-- begin EXCERPTED PASSAGE --

Now... can you fit enough sleep into what's left? I hoped to maximise daylight riding, so found myself trying to centre each sleep around the 2am mark. Early starts with/before the sunrise would haven been ideal, but accommodation and route don't always work out.

My plan going in looked a fair bit like the above. This is probably why the only parameter I could shift when mechanicals jumped in was sleep. IIRC, I got 9 hours. All in... 

LEL is kind of organic, and rather denies rigid plan making. It also plays with your paranoia. The spare time you build up throughout the ride becomes increasingly precious as the ride goes on, as your investment in earning it increases massively as you near the finish. I rolled over the line with a good 10 hour buffer, but had only really begun eating into the spare when the finish was less than a 10 hour walk away.

Add in a few bad decisions, a couple of storms, an unexpected mountain, and you're suddenly in 'brain dead' territory... and that's why the ambient speed matters. If you can roll on at 10.6 when you can't really tell your left leg from your right, you'll be fine


----------



## Arch (20 Jul 2010)

Thanks all!

I took one picture, of the 'Chapeau Grimpeurs' sign on Nunburnholme - I'll try and add it another day. Yes, it's easier to take pics, but I was wanting to get on instead of dawdle. I'll be out that way again, and I'll get some then... There are some lovely views from the top, looking out over the Vale of York and the powerstations...

-- end EXCERPTED PASSAGE --
-- begin RECORD EXCERPTS --

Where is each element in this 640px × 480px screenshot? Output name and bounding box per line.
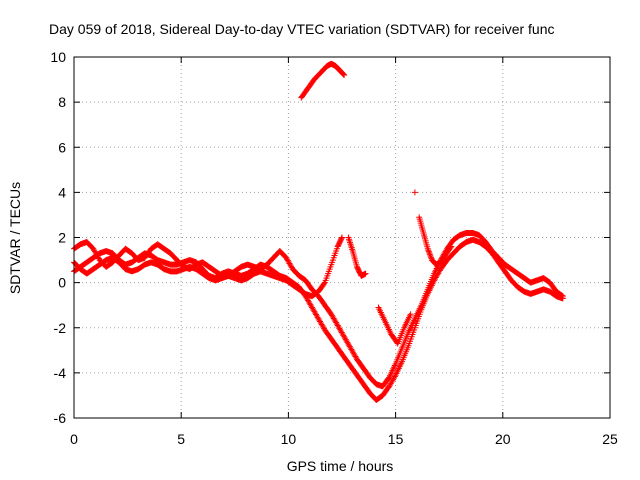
- data-point: [407, 311, 414, 318]
- data-point: [427, 254, 434, 261]
- data-point: [340, 70, 347, 77]
- series-trace-4: [298, 60, 348, 101]
- data-points: [71, 60, 566, 403]
- y-tick-label: 10: [50, 49, 66, 65]
- data-point: [447, 244, 454, 251]
- data-point: [425, 248, 432, 255]
- series-trace-8: [416, 214, 455, 268]
- y-tick-labels: -6 -4 -2 0 2 4 6 8 10: [50, 49, 66, 426]
- data-point: [424, 245, 431, 252]
- data-point: [362, 270, 369, 277]
- y-tick-label: 0: [58, 275, 66, 291]
- data-point: [339, 234, 345, 241]
- x-tick-label: 0: [70, 431, 78, 447]
- x-axis-title: GPS time / hours: [287, 458, 394, 474]
- data-point: [391, 373, 398, 380]
- series-trace-7: [411, 189, 418, 196]
- axis-ticks: [73, 56, 611, 419]
- data-point: [338, 235, 345, 242]
- y-tick-label: 8: [58, 94, 66, 110]
- y-tick-label: 2: [58, 230, 66, 246]
- x-tick-label: 15: [388, 431, 404, 447]
- data-point: [426, 251, 433, 258]
- y-tick-label: -4: [54, 365, 67, 381]
- data-point: [448, 243, 455, 250]
- x-tick-label: 5: [177, 431, 185, 447]
- chart-title: Day 059 of 2018, Sidereal Day-to-day VTE…: [49, 21, 555, 37]
- data-point: [427, 252, 434, 259]
- x-tick-label: 25: [602, 431, 618, 447]
- series-trace-6: [375, 304, 414, 347]
- data-point: [411, 189, 418, 196]
- y-axis-title: SDTVAR / TECUs: [7, 182, 23, 294]
- data-point: [426, 250, 433, 257]
- x-tick-label: 20: [495, 431, 511, 447]
- data-point: [340, 71, 347, 78]
- x-tick-labels: 0 5 10 15 20 25: [70, 431, 618, 447]
- data-point: [425, 247, 432, 254]
- y-tick-label: -6: [54, 410, 67, 426]
- data-point: [321, 280, 328, 287]
- y-tick-label: 4: [58, 184, 66, 200]
- data-point: [341, 72, 348, 79]
- y-tick-label: 6: [58, 139, 66, 155]
- y-tick-label: -2: [54, 320, 67, 336]
- series-trace-5: [345, 234, 369, 279]
- x-tick-label: 10: [281, 431, 297, 447]
- series-trace-3: [71, 234, 345, 300]
- data-point: [559, 295, 566, 302]
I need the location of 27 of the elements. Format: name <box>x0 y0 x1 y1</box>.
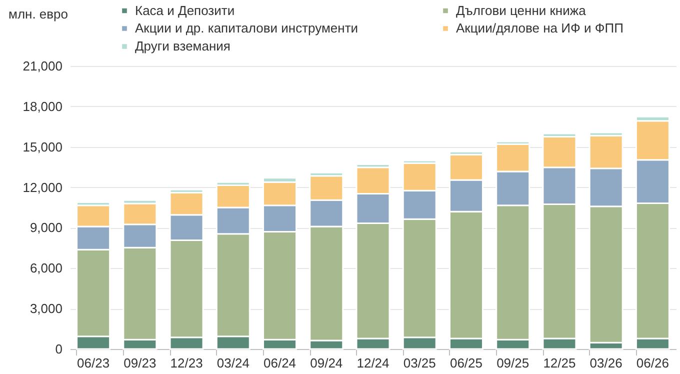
x-tick-label: 03/25 <box>403 356 436 370</box>
x-tick-label: 06/26 <box>636 356 669 370</box>
y-tick-label: 9,000 <box>30 220 62 236</box>
x-tick-label: 09/23 <box>124 356 156 370</box>
x-tick-label: 12/25 <box>543 356 576 370</box>
y-tick-label: 6,000 <box>30 260 62 276</box>
x-tick-label: 09/24 <box>310 356 343 370</box>
y-axis-title: млн. евро <box>8 6 68 22</box>
x-tick-label: 03/24 <box>216 356 250 370</box>
legend-label: Дългови ценни книжа <box>456 2 587 18</box>
y-tick-label: 15,000 <box>22 139 62 154</box>
x-tick-label: 06/25 <box>450 356 483 370</box>
y-tick-label: 3,000 <box>30 301 62 316</box>
y-tick-label: 18,000 <box>22 98 62 114</box>
x-tick-label: 12/24 <box>356 356 390 370</box>
x-tick-label: 03/26 <box>590 356 622 370</box>
y-tick-label: 12,000 <box>22 180 62 195</box>
x-tick-label: 12/23 <box>170 356 203 370</box>
legend-label: Акции/дялове на ИФ и ФПП <box>456 20 624 36</box>
y-tick-label: 0 <box>55 342 62 356</box>
legend-label: Каса и Депозити <box>135 2 235 18</box>
x-tick-label: 06/24 <box>263 356 296 370</box>
legend-label: Други вземания <box>135 38 230 54</box>
x-tick-label: 06/23 <box>77 356 110 370</box>
legend-label: Акции и др. капиталови инструменти <box>135 20 358 36</box>
y-tick-label: 21,000 <box>22 58 62 74</box>
x-tick-label: 09/25 <box>496 356 530 370</box>
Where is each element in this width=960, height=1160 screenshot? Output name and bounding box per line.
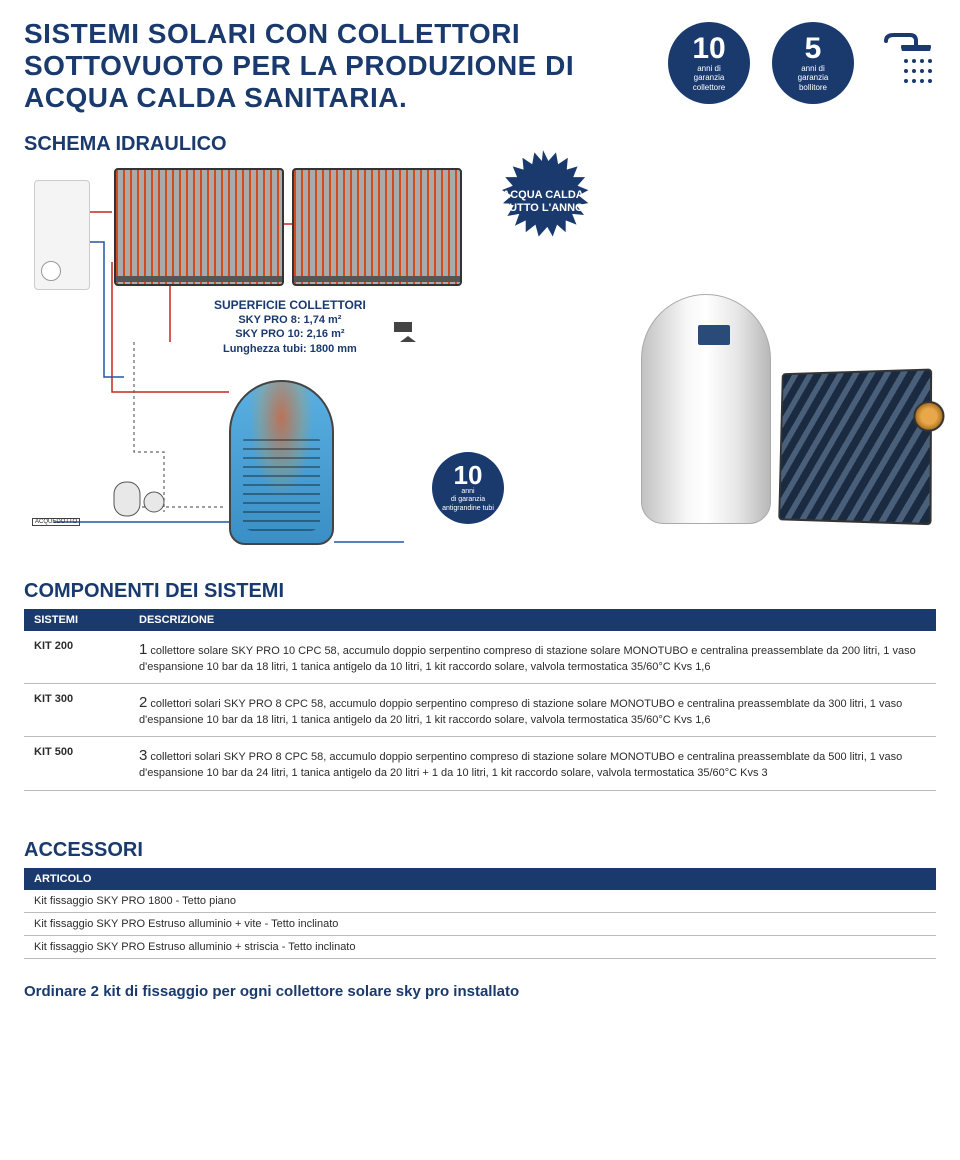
badge-tubes-line3: antigrandine tubi <box>442 505 494 513</box>
kit-name: KIT 200 <box>24 631 129 684</box>
product-photo <box>631 282 936 532</box>
badge-tubes-line1: anni <box>461 488 474 496</box>
collector-panel-2 <box>292 168 462 286</box>
collector-spec-line3: Lunghezza tubi: 1800 mm <box>214 342 366 356</box>
badge-boiler: 5 anni di garanzia bollitore <box>772 22 854 104</box>
wall-boiler-icon <box>34 180 90 290</box>
order-footnote: Ordinare 2 kit di fissaggio per ogni col… <box>24 983 936 1000</box>
accessory-item: Kit fissaggio SKY PRO Estruso alluminio … <box>24 935 936 958</box>
table-row: Kit fissaggio SKY PRO Estruso alluminio … <box>24 935 936 958</box>
badge-boiler-line2: garanzia <box>798 73 829 83</box>
badge-collector-num: 10 <box>692 34 725 64</box>
accessory-item: Kit fissaggio SKY PRO 1800 - Tetto piano <box>24 890 936 913</box>
table-row: KIT 500 3 collettori solari SKY PRO 8 CP… <box>24 737 936 790</box>
kit-desc: 2 collettori solari SKY PRO 8 CPC 58, ac… <box>129 683 936 736</box>
table-row: KIT 200 1 collettore solare SKY PRO 10 C… <box>24 631 936 684</box>
badge-collector-line2: garanzia <box>694 73 725 83</box>
collector-panel-1 <box>114 168 284 286</box>
storage-tank-icon <box>229 380 334 545</box>
kit-desc: 1 collettore solare SKY PRO 10 CPC 58, a… <box>129 631 936 684</box>
components-table: SISTEMI DESCRIZIONE KIT 200 1 collettore… <box>24 609 936 791</box>
shower-icon <box>876 31 936 96</box>
components-col2: DESCRIZIONE <box>129 609 936 631</box>
kit-name: KIT 500 <box>24 737 129 790</box>
solar-panel-photo <box>778 368 932 525</box>
accessories-col1: ARTICOLO <box>24 868 936 890</box>
starburst-line1: ACQUA CALDA <box>502 189 583 201</box>
cylinder-photo <box>641 294 771 524</box>
badge-boiler-line3: bollitore <box>799 83 827 93</box>
badge-tubes-num: 10 <box>454 462 483 488</box>
table-row: Kit fissaggio SKY PRO Estruso alluminio … <box>24 912 936 935</box>
badge-collector: 10 anni di garanzia collettore <box>668 22 750 104</box>
acquedotto-label: ACQUEDOTTO <box>32 518 80 526</box>
page-title: SISTEMI SOLARI CON COLLETTORI SOTTOVUOTO… <box>24 18 604 115</box>
collector-spec-line1: SKY PRO 8: 1,74 m² <box>214 313 366 327</box>
collector-spec-heading: SUPERFICIE COLLETTORI <box>214 298 366 314</box>
kit-name: KIT 300 <box>24 683 129 736</box>
starburst-line2: TUTTO L'ANNO <box>502 202 583 214</box>
components-heading: COMPONENTI DEI SISTEMI <box>24 580 936 603</box>
collector-spec-box: SUPERFICIE COLLETTORI SKY PRO 8: 1,74 m²… <box>214 298 366 356</box>
badge-tubes: 10 anni di garanzia antigrandine tubi <box>432 452 504 524</box>
collector-spec-line2: SKY PRO 10: 2,16 m² <box>214 327 366 341</box>
table-row: KIT 300 2 collettori solari SKY PRO 8 CP… <box>24 683 936 736</box>
warranty-badges: 10 anni di garanzia collettore 5 anni di… <box>668 18 936 104</box>
subhead-schema: SCHEMA IDRAULICO <box>24 133 936 156</box>
table-row: Kit fissaggio SKY PRO 1800 - Tetto piano <box>24 890 936 913</box>
badge-boiler-num: 5 <box>805 34 822 64</box>
badge-tubes-line2: di garanzia <box>451 496 485 504</box>
badge-collector-line3: collettore <box>693 83 725 93</box>
badge-collector-line1: anni di <box>697 64 721 74</box>
accessories-heading: ACCESSORI <box>24 839 936 862</box>
accessories-table: ARTICOLO Kit fissaggio SKY PRO 1800 - Te… <box>24 868 936 959</box>
components-col1: SISTEMI <box>24 609 129 631</box>
starburst-badge: ACQUA CALDA TUTTO L'ANNO <box>489 148 597 256</box>
badge-boiler-line1: anni di <box>801 64 825 74</box>
hydraulic-schematic: ACQUA CALDA TUTTO L'ANNO SUPERFICIE COLL… <box>24 162 936 562</box>
accessory-item: Kit fissaggio SKY PRO Estruso alluminio … <box>24 912 936 935</box>
kit-desc: 3 collettori solari SKY PRO 8 CPC 58, ac… <box>129 737 936 790</box>
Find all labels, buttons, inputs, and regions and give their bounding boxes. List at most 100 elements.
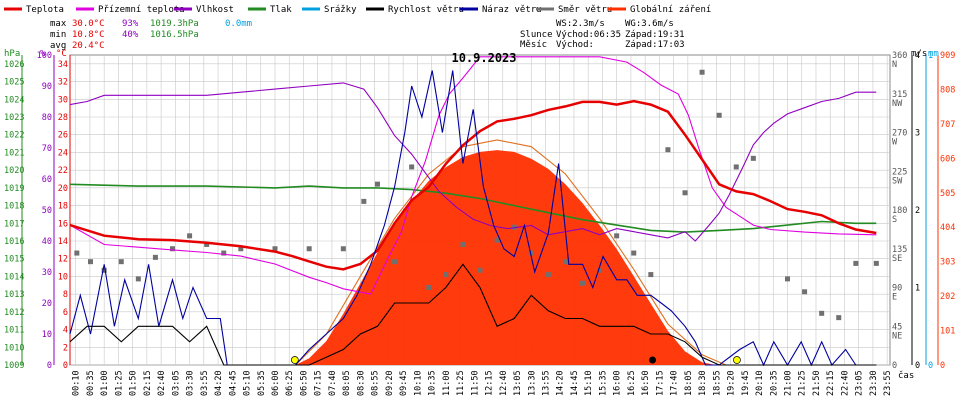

-- end RECORD EXCERPTS --

_PROMPT 1_.
Reproduce from the LEL forum passage the part that opens with the words containing "I took one picture, of" and closes with "and the powerstations...".
_PROMPT 2_.
Carry on the LEL forum passage from the point where it stops.

_RESULT 1_.
I took one picture, of the 'Chapeau Grimpeurs' sign on Nunburnholme - I'll try and add it another day. Yes, it's easier to take pics, but I was wanting to get on instead of dawdle. I'll be out that way again, and I'll get some then... There are some lovely views from the top, looking out over the Vale of York and the powerstations...

_RESULT 2_.
Thanks for the figures Arallsopp. I'd got it into my head that the necessary average was actually much higher, so when I sat down and did the maths I was a little encouraged. As to the slowing down... I'm not sure. I think my slowest period was in the middle - into the wind and rain, unknown road, mostly alone. I often find I can pick up speed towards the end of a ride. When I went out that way a couple of weeks back, I did 60 miles (40 of which were gentle rolling or flat, the other 20 of which were hilly and included Nunburnholme hill twice), and averaged 11mph. 

When I first got this trike, I was managing 9ish, so I'm hoping it's going in the right direction.

Next year, I'll be there again. I may do the 100 and try to beat my time, or I may step up to the 160k....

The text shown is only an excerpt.